Which lines include the word "encuentra"? Copy each of them.

### Material:
______
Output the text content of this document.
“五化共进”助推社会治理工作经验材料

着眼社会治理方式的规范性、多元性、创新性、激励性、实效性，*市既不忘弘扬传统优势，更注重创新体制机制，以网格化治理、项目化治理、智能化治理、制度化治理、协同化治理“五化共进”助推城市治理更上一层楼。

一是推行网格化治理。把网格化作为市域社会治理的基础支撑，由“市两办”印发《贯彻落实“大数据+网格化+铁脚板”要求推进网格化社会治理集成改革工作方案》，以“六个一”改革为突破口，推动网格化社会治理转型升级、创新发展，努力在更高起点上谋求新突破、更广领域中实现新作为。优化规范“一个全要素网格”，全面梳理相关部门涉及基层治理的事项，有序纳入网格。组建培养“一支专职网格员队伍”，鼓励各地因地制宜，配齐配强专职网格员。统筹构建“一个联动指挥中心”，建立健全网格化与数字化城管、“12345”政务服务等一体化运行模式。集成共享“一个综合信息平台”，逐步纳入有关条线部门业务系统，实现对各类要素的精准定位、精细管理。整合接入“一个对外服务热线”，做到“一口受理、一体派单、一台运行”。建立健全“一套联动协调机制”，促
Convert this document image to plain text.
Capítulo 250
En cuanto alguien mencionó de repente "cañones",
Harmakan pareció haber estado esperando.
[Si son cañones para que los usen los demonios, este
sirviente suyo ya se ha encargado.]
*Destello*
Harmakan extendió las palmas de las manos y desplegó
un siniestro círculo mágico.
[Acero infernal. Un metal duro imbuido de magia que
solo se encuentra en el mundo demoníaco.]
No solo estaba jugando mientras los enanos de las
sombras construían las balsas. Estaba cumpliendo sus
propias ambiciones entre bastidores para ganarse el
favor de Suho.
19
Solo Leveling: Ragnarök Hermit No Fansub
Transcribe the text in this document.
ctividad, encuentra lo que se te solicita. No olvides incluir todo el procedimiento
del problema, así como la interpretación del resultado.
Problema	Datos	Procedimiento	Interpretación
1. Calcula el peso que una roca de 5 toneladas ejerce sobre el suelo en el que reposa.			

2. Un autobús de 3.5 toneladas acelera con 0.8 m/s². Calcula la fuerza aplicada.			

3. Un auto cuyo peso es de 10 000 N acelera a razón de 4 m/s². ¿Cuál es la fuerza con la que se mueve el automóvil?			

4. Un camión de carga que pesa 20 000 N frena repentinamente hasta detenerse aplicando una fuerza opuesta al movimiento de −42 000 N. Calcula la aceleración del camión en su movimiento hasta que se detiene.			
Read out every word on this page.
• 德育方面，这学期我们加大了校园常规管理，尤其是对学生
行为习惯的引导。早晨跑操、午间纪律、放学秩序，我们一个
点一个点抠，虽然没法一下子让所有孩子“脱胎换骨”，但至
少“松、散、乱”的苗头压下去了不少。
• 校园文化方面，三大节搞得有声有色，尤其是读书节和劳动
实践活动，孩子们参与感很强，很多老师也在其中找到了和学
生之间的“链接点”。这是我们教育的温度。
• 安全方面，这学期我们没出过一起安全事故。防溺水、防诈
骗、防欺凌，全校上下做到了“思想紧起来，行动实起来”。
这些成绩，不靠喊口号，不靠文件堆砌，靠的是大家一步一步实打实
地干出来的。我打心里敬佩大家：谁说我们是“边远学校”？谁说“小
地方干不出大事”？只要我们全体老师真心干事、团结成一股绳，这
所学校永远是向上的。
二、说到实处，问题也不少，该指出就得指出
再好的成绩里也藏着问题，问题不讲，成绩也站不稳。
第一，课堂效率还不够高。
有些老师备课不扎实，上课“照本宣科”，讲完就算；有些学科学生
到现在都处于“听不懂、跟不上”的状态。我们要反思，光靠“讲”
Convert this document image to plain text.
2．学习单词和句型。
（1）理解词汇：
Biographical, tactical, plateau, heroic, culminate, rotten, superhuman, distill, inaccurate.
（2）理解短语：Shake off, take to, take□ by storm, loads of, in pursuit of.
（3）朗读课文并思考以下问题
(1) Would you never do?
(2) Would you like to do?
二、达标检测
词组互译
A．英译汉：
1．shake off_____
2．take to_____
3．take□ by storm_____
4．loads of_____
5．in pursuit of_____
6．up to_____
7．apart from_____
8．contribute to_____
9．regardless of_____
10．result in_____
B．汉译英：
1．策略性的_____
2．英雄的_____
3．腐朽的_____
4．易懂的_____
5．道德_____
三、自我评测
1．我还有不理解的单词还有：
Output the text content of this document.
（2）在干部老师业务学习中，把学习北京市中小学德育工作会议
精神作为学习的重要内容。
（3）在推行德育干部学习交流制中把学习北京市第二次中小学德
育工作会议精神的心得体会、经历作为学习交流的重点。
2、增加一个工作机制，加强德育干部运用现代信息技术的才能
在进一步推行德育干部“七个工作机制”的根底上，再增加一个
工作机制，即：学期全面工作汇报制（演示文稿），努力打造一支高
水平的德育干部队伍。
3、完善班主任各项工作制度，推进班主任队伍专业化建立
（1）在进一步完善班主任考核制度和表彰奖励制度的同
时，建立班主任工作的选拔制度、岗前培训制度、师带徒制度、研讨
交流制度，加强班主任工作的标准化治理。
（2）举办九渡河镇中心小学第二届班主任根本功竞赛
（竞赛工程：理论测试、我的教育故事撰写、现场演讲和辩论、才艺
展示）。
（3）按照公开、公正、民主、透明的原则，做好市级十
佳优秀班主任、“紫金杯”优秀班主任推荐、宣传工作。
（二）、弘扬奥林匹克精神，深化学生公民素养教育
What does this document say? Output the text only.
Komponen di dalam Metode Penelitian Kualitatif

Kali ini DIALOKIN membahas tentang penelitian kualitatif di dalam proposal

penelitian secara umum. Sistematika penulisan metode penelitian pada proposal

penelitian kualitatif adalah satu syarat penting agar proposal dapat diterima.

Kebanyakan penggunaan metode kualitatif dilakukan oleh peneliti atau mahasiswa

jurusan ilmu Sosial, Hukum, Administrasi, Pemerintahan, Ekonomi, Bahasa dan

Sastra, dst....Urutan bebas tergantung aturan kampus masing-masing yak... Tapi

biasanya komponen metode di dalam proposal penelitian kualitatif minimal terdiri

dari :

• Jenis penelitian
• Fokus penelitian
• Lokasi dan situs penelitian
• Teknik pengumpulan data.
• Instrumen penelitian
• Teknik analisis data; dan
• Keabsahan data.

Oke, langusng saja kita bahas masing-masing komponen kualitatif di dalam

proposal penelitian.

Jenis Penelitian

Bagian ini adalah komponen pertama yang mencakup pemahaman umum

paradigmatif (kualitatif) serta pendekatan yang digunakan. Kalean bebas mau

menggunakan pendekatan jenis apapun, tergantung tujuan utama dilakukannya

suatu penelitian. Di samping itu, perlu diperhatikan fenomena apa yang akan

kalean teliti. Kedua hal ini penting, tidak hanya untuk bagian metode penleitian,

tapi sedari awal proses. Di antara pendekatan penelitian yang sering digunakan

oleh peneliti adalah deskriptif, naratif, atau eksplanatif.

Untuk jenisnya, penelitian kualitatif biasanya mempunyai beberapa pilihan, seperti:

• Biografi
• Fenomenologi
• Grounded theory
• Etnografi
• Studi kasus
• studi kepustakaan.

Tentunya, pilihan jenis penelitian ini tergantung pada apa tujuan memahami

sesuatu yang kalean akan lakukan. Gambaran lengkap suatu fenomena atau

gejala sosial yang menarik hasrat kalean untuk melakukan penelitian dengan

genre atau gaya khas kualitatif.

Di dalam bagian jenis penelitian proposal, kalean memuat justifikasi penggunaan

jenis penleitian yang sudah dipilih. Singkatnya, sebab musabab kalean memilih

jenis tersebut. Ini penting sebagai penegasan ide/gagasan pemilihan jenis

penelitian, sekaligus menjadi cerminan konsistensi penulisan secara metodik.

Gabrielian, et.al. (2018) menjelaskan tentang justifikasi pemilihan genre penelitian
______
### Solution for this task:
solo se encuentra en el mundo demoníaco.]
ctividad, encuentra lo que se te solicita. No olvides incluir todo el procedimiento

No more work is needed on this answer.